**Stated problem**
State how many lines contain "this", and write nothing except that count.
--- Provided entries ---
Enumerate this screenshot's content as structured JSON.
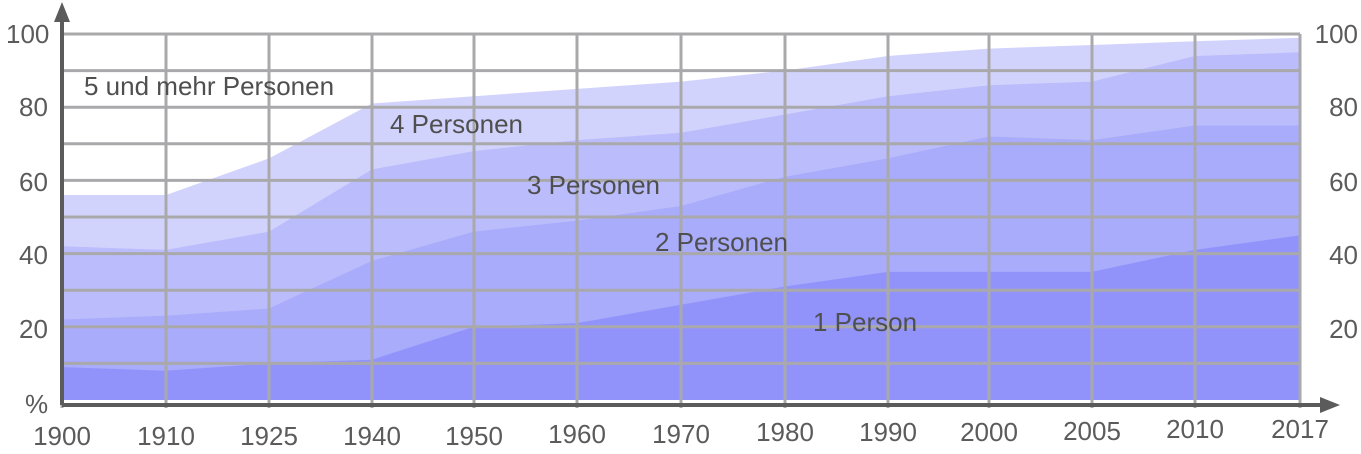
{
  "chart_data": {
    "type": "area",
    "stacked": true,
    "x": [
      "1900",
      "1910",
      "1925",
      "1940",
      "1950",
      "1960",
      "1970",
      "1980",
      "1990",
      "2000",
      "2005",
      "2010",
      "2017"
    ],
    "ylim": [
      0,
      100
    ],
    "y_ticks_left": [
      "100",
      "80",
      "60",
      "40",
      "20",
      "%"
    ],
    "y_ticks_right": [
      "100",
      "80",
      "60",
      "40",
      "20"
    ],
    "grid": true,
    "bands": [
      {
        "label": "1 Person",
        "color": "#9193fb",
        "top": [
          9,
          8,
          10,
          11,
          20,
          21,
          26,
          31,
          35,
          35,
          35,
          41,
          45
        ]
      },
      {
        "label": "2 Personen",
        "color": "#a9abfb",
        "top": [
          22,
          23,
          25,
          38,
          46,
          49,
          53,
          61,
          66,
          72,
          71,
          75,
          75
        ]
      },
      {
        "label": "3 Personen",
        "color": "#bbbcfb",
        "top": [
          42,
          41,
          46,
          63,
          68,
          71,
          73,
          78,
          83,
          86,
          87,
          94,
          95
        ]
      },
      {
        "label": "4 Personen",
        "color": "#d2d3fd",
        "top": [
          56,
          56,
          66,
          81,
          83,
          85,
          87,
          90,
          94,
          96,
          97,
          98,
          99
        ]
      },
      {
        "label": "5 und mehr Personen",
        "color": "#ffffff",
        "top": [
          100,
          100,
          100,
          100,
          100,
          100,
          100,
          100,
          100,
          100,
          100,
          100,
          100
        ]
      }
    ],
    "colors": {
      "grid": "#a9a9ab",
      "axis": "#5b5b5b"
    }
  }
}
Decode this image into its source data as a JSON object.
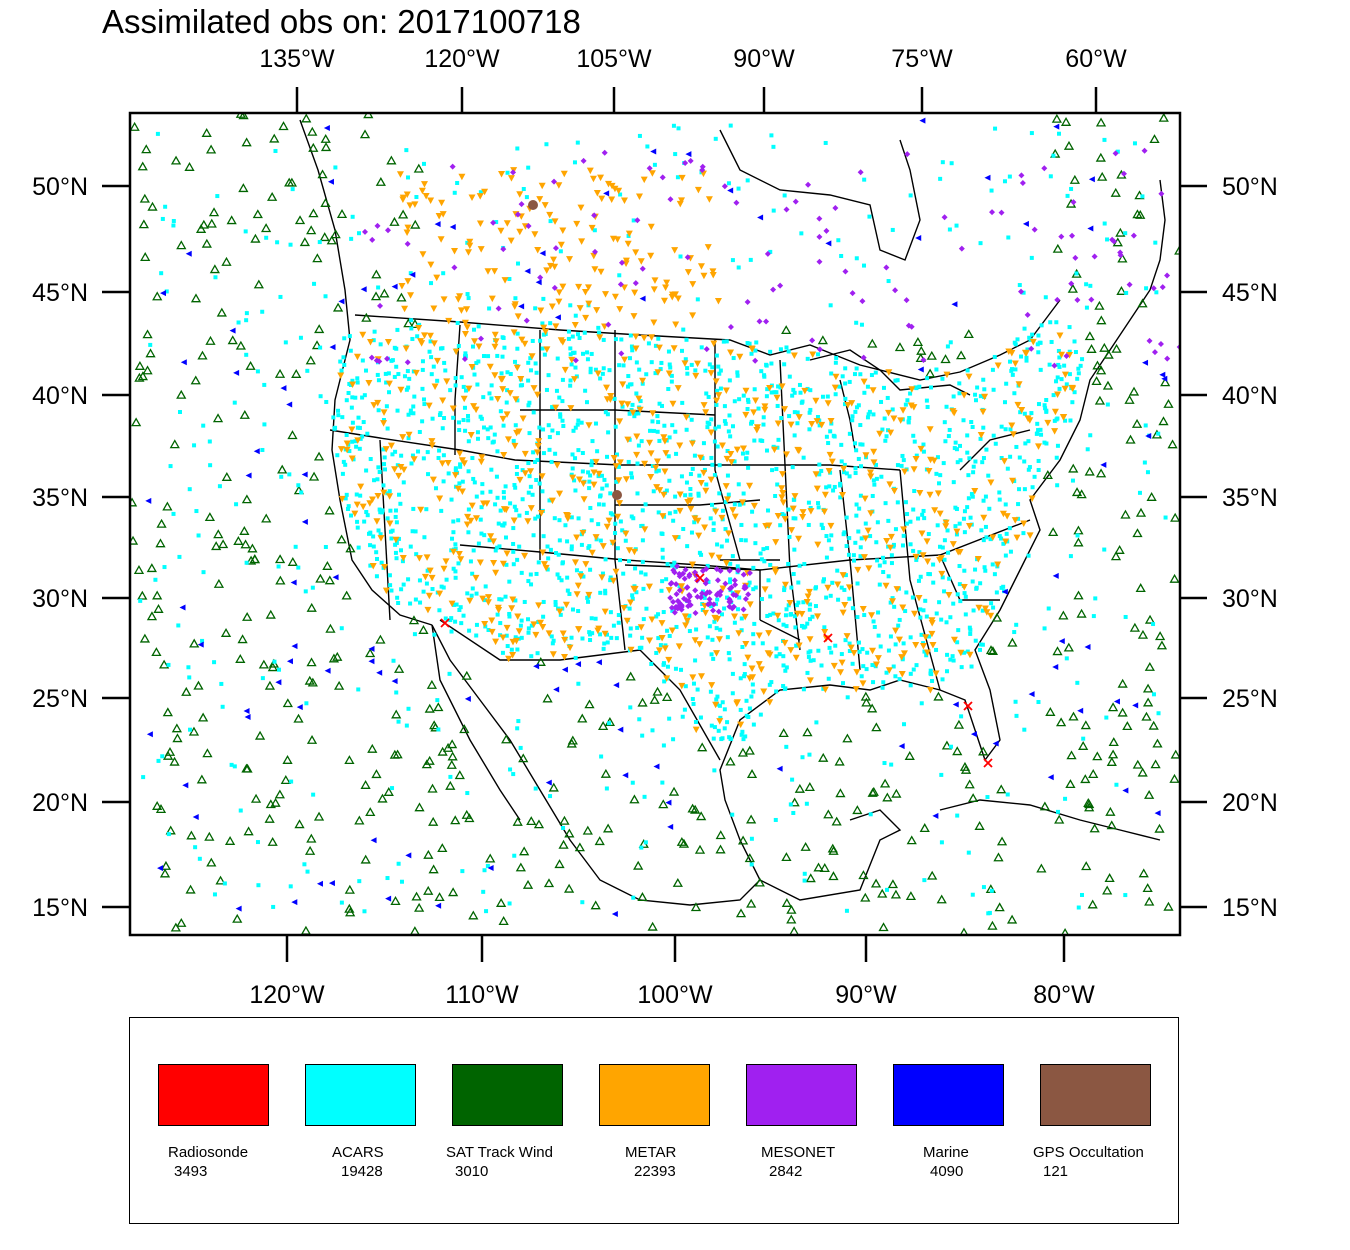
{
  "title": "Assimilated obs on: 2017100718",
  "map": {
    "top_lon_labels": [
      "135°W",
      "120°W",
      "105°W",
      "90°W",
      "75°W",
      "60°W"
    ],
    "bottom_lon_labels": [
      "120°W",
      "110°W",
      "100°W",
      "90°W",
      "80°W"
    ],
    "lat_labels": [
      "50°N",
      "45°N",
      "40°N",
      "35°N",
      "30°N",
      "25°N",
      "20°N",
      "15°N"
    ],
    "lon_range": [
      -128,
      -74
    ],
    "lat_range": [
      14,
      53
    ]
  },
  "legend": [
    {
      "name": "Radiosonde",
      "count": "3493",
      "color": "#ff0000"
    },
    {
      "name": "ACARS",
      "count": "19428",
      "color": "#00ffff"
    },
    {
      "name": "SAT Track Wind",
      "count": "3010",
      "color": "#006400"
    },
    {
      "name": "METAR",
      "count": "22393",
      "color": "#ffa500"
    },
    {
      "name": "MESONET",
      "count": "2842",
      "color": "#a020f0"
    },
    {
      "name": "Marine",
      "count": "4090",
      "color": "#0000ff"
    },
    {
      "name": "GPS Occultation",
      "count": "121",
      "color": "#8b5742"
    }
  ]
}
---
**Exercise solution**
2